EXERCISE: Reply with one number: the count of lines in the listing that contain the string "Flows".

DATA SHOWN:
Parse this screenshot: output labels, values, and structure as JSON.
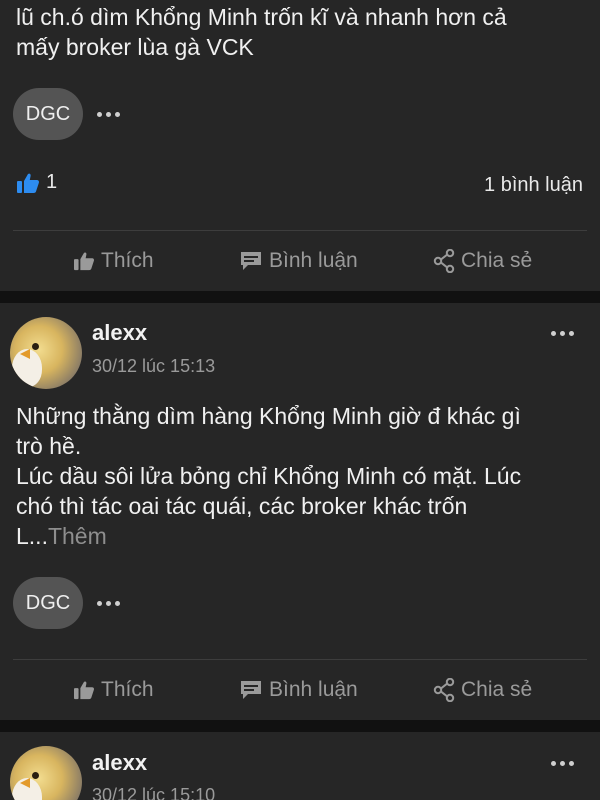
{
  "colors": {
    "page_background": "#111111",
    "card_background": "#262626",
    "pill_background": "#545454",
    "like_accent": "#2d8cf0",
    "muted_text": "#9a9a9a"
  },
  "posts": [
    {
      "author": "",
      "timestamp": "",
      "body_lines": [
        "lũ ch.ó dìm Khổng Minh trốn kĩ và nhanh hơn cả",
        "mấy broker lùa gà VCK"
      ],
      "more_label": "",
      "tag": "DGC",
      "like_count": "1",
      "comment_count": "1 bình luận",
      "actions": {
        "like": "Thích",
        "comment": "Bình luận",
        "share": "Chia sẻ"
      }
    },
    {
      "author": "alexx",
      "timestamp": "30/12 lúc 15:13",
      "body_lines": [
        "Những thằng dìm hàng Khổng Minh giờ đ khác gì",
        "trò hề.",
        "Lúc dầu sôi lửa bỏng chỉ Khổng Minh có mặt. Lúc",
        "chó thì tác oai tác quái, các broker khác trốn",
        "L..."
      ],
      "more_label": "Thêm",
      "tag": "DGC",
      "like_count": "",
      "comment_count": "",
      "actions": {
        "like": "Thích",
        "comment": "Bình luận",
        "share": "Chia sẻ"
      }
    },
    {
      "author": "alexx",
      "timestamp": "30/12 lúc 15:10",
      "body_lines": [],
      "more_label": "",
      "tag": "",
      "like_count": "",
      "comment_count": "",
      "actions": {}
    }
  ],
  "icons": {
    "post_options": "more-horizontal-icon",
    "tag_options": "more-horizontal-icon",
    "like_reaction": "thumbs-up-icon",
    "like_action": "thumbs-up-icon",
    "comment_action": "comment-bubble-icon",
    "share_action": "share-icon"
  }
}
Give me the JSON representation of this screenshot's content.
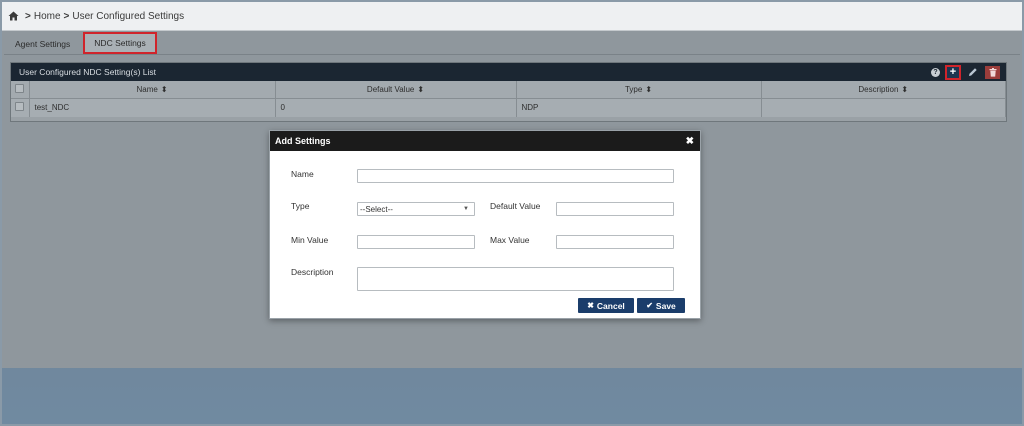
{
  "breadcrumb": {
    "home": "Home",
    "current": "User Configured Settings"
  },
  "tabs": [
    {
      "label": "Agent Settings",
      "active": false
    },
    {
      "label": "NDC Settings",
      "active": true
    }
  ],
  "panel": {
    "title": "User Configured NDC Setting(s) List",
    "tools": {
      "help": "?",
      "add": "+"
    },
    "columns": [
      "Name",
      "Default Value",
      "Type",
      "Description"
    ],
    "rows": [
      {
        "name": "test_NDC",
        "default_value": "0",
        "type": "NDP",
        "description": ""
      }
    ]
  },
  "modal": {
    "title": "Add Settings",
    "close": "✖",
    "labels": {
      "name": "Name",
      "type": "Type",
      "default_value": "Default Value",
      "min_value": "Min Value",
      "max_value": "Max Value",
      "description": "Description"
    },
    "type_selected": "--Select--",
    "buttons": {
      "cancel": "Cancel",
      "save": "Save"
    }
  },
  "colors": {
    "header_dark": "#1b2632",
    "accent_red": "#d0242b",
    "button_blue": "#1b3d6b"
  }
}
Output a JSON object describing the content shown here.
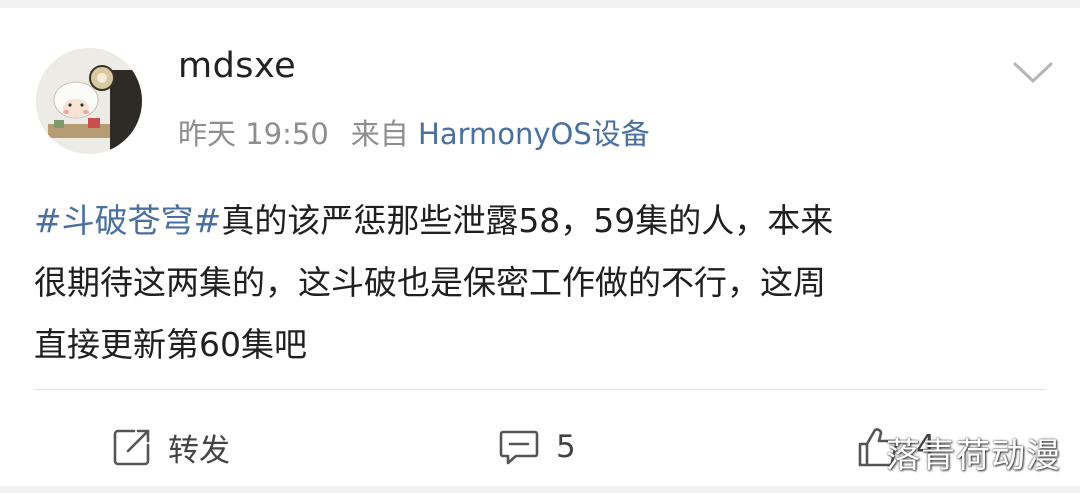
{
  "post": {
    "username": "mdsxe",
    "time": "昨天 19:50",
    "source_prefix": "来自",
    "source": "HarmonyOS设备",
    "topic": "#斗破苍穹#",
    "text_line1_rest": "真的该严惩那些泄露58，59集的人，本来",
    "text_line2": "很期待这两集的，这斗破也是保密工作做的不行，这周",
    "text_line3": "直接更新第60集吧"
  },
  "actions": {
    "repost_label": "转发",
    "comment_count": "5",
    "like_count": "4"
  },
  "watermark": "落青荷动漫",
  "colors": {
    "link_blue": "#4a6fa1",
    "text": "#1f1f1f",
    "meta_gray": "#8e8e8e"
  },
  "icons": {
    "expand": "chevron-down-icon",
    "repost": "repost-icon",
    "comment": "comment-icon",
    "like": "thumbs-up-icon"
  }
}
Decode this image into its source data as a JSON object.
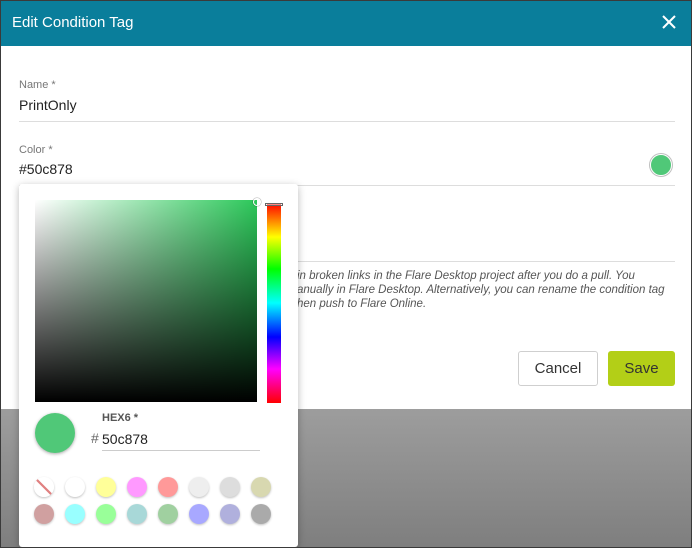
{
  "dialog": {
    "title": "Edit Condition Tag",
    "name_label": "Name *",
    "name_value": "PrintOnly",
    "color_label": "Color *",
    "color_value": "#50c878",
    "warning_text": "in broken links in the Flare Desktop project after you do a pull. You\nanually in Flare Desktop. Alternatively, you can rename the condition tag\nhen push to Flare Online.",
    "cancel_label": "Cancel",
    "save_label": "Save"
  },
  "picker": {
    "hex_label": "HEX6 *",
    "hash": "#",
    "hex_value": "50c878",
    "presets": [
      "none",
      "#ffffff",
      "#ffff99",
      "#ff99ff",
      "#ff9999",
      "#eeeeee",
      "#dddddd",
      "#d8d8b0",
      "#d0a0a0",
      "#99ffff",
      "#99ff99",
      "#a8d8d8",
      "#a0d0a0",
      "#a8a8ff",
      "#b0b0dd",
      "#aaaaaa"
    ]
  },
  "colors": {
    "header": "#0a7e9b",
    "selected": "#50c878",
    "save_button": "#b3cf17"
  },
  "icons": {
    "close": "close-icon"
  }
}
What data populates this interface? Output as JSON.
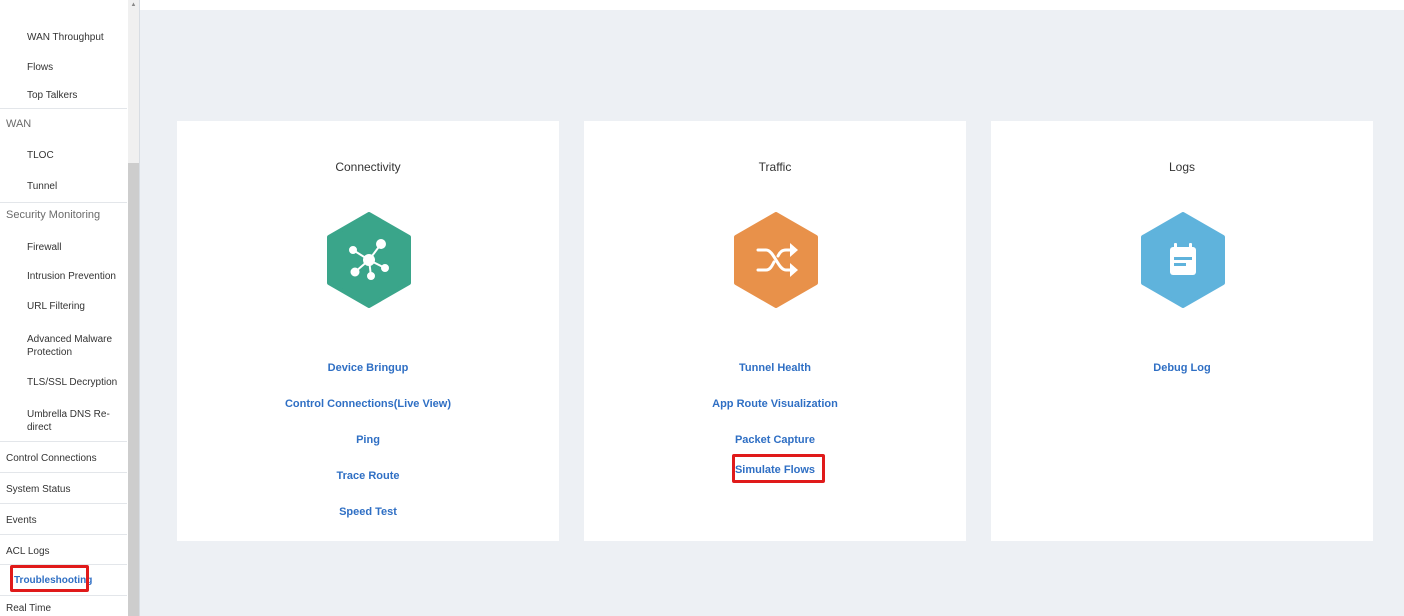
{
  "sidebar": {
    "items": [
      {
        "label": "WAN Throughput",
        "kind": "sub"
      },
      {
        "label": "Flows",
        "kind": "sub"
      },
      {
        "label": "Top Talkers",
        "kind": "sub"
      },
      {
        "label": "WAN",
        "kind": "section"
      },
      {
        "label": "TLOC",
        "kind": "sub"
      },
      {
        "label": "Tunnel",
        "kind": "sub"
      },
      {
        "label": "Security Monitoring",
        "kind": "section"
      },
      {
        "label": "Firewall",
        "kind": "sub"
      },
      {
        "label": "Intrusion Prevention",
        "kind": "sub"
      },
      {
        "label": "URL Filtering",
        "kind": "sub"
      },
      {
        "label": "Advanced Malware Protection",
        "kind": "sub"
      },
      {
        "label": "TLS/SSL Decryption",
        "kind": "sub"
      },
      {
        "label": "Umbrella DNS Re-direct",
        "kind": "sub"
      },
      {
        "label": "Control Connections",
        "kind": "top"
      },
      {
        "label": "System Status",
        "kind": "top"
      },
      {
        "label": "Events",
        "kind": "top"
      },
      {
        "label": "ACL Logs",
        "kind": "top"
      },
      {
        "label": "Troubleshooting",
        "kind": "top",
        "active": true
      },
      {
        "label": "Real Time",
        "kind": "top"
      }
    ]
  },
  "cards": [
    {
      "title": "Connectivity",
      "icon": "network-hub-icon",
      "color": "#3aa58a",
      "links": [
        "Device Bringup",
        "Control Connections(Live View)",
        "Ping",
        "Trace Route",
        "Speed Test"
      ]
    },
    {
      "title": "Traffic",
      "icon": "shuffle-icon",
      "color": "#e8914a",
      "links": [
        "Tunnel Health",
        "App Route Visualization",
        "Packet Capture",
        "Simulate Flows"
      ],
      "highlighted": "Simulate Flows"
    },
    {
      "title": "Logs",
      "icon": "calendar-log-icon",
      "color": "#5fb3dc",
      "links": [
        "Debug Log"
      ]
    }
  ],
  "colors": {
    "accent_link": "#2f6fc4",
    "highlight": "#e01a1a",
    "background": "#edf0f4"
  }
}
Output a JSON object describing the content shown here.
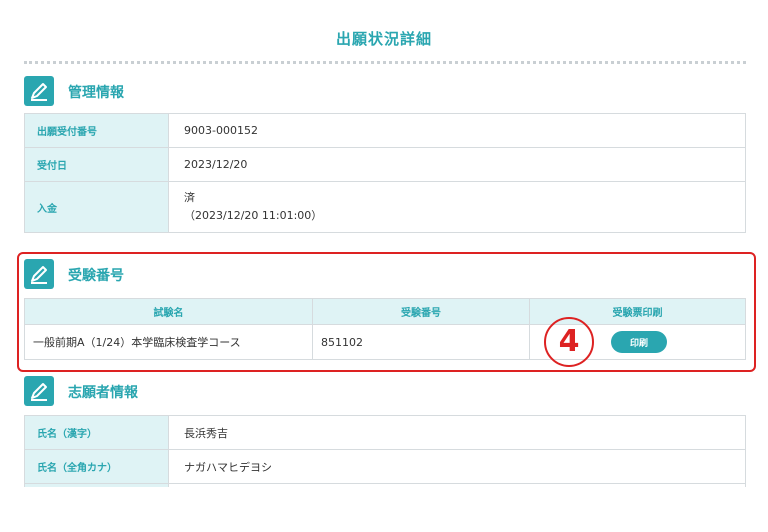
{
  "page": {
    "title": "出願状況詳細"
  },
  "management": {
    "title": "管理情報",
    "icon": "pencil-icon",
    "rows": [
      {
        "label": "出願受付番号",
        "value": "9003-000152"
      },
      {
        "label": "受付日",
        "value": "2023/12/20"
      },
      {
        "label": "入金",
        "value": "済",
        "value2": "（2023/12/20 11:01:00）"
      }
    ]
  },
  "exam": {
    "title": "受験番号",
    "icon": "pencil-icon",
    "headers": [
      "試験名",
      "受験番号",
      "受験票印刷"
    ],
    "row": {
      "name": "一般前期A（1/24）本学臨床検査学コース",
      "number": "851102",
      "print_label": "印刷"
    }
  },
  "annotation": {
    "step": "4",
    "color": "#dd2222"
  },
  "applicant": {
    "title": "志願者情報",
    "icon": "pencil-icon",
    "rows": [
      {
        "label": "氏名（漢字）",
        "value": "長浜秀吉"
      },
      {
        "label": "氏名（全角カナ）",
        "value": "ナガハマヒデヨシ"
      }
    ]
  },
  "colors": {
    "accent": "#2aa6b0",
    "header_bg": "#dff3f5",
    "highlight": "#dd2222"
  }
}
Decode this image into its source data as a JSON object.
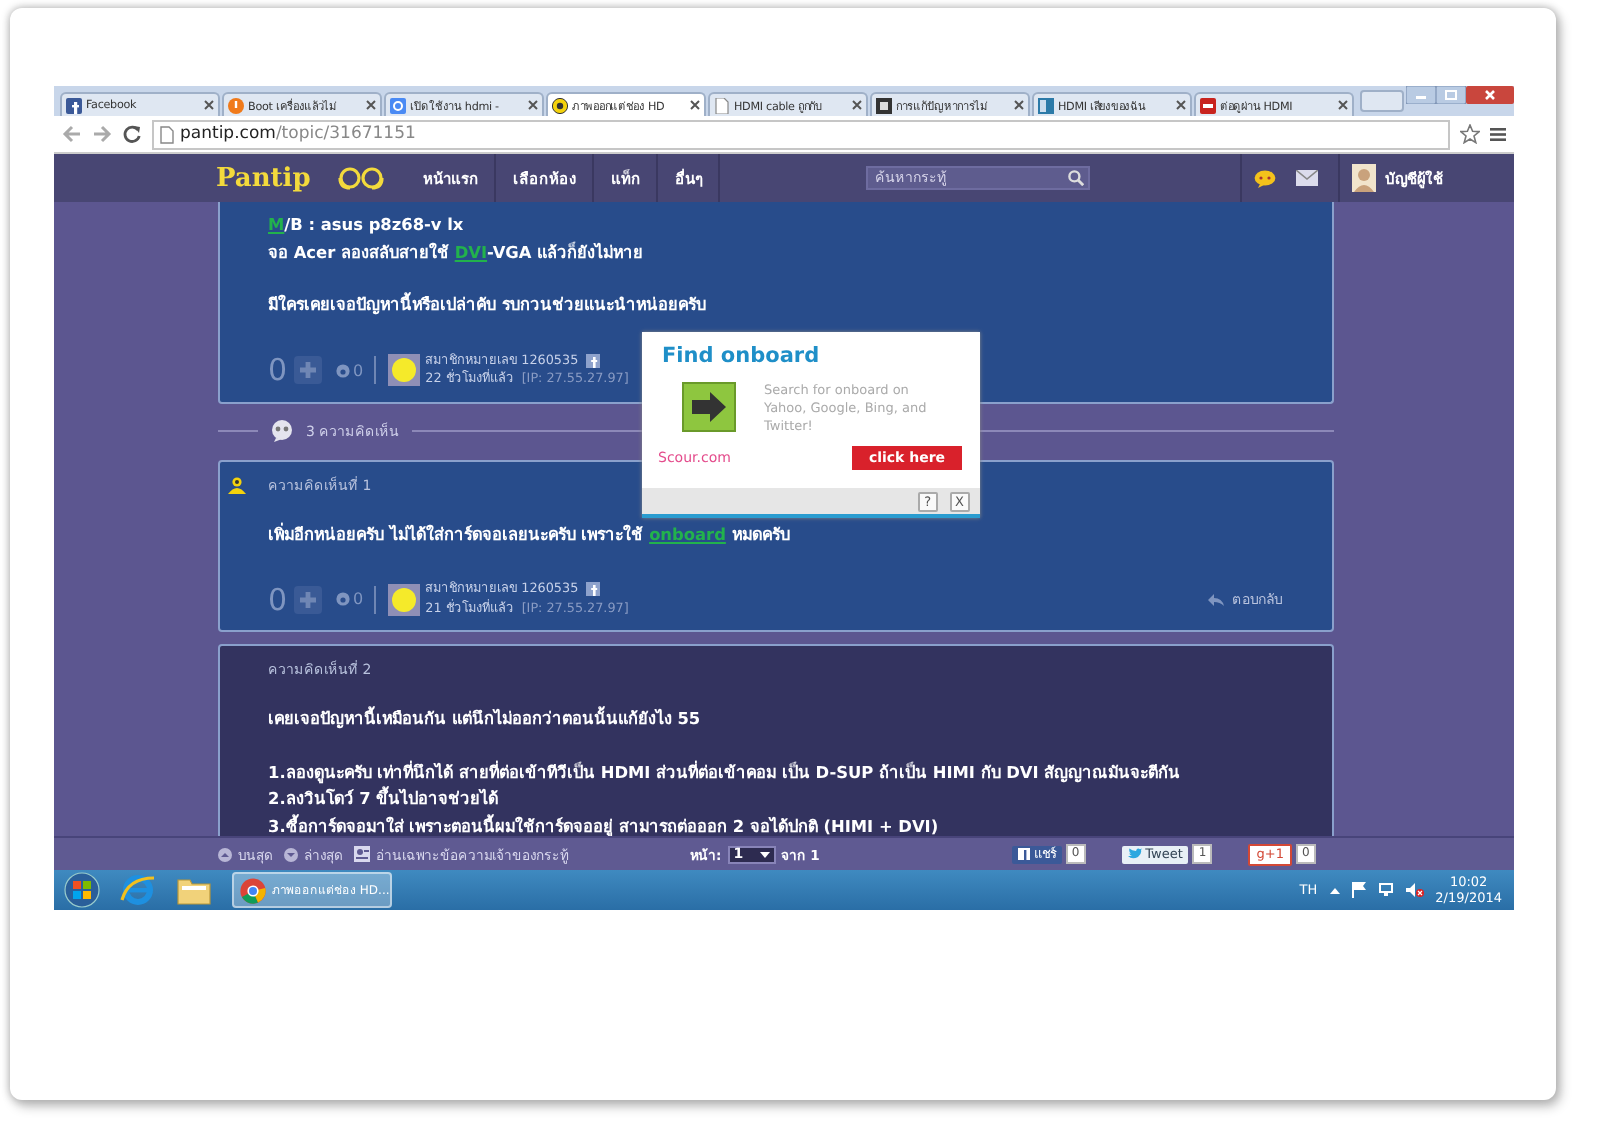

TASK SOLUTION: 3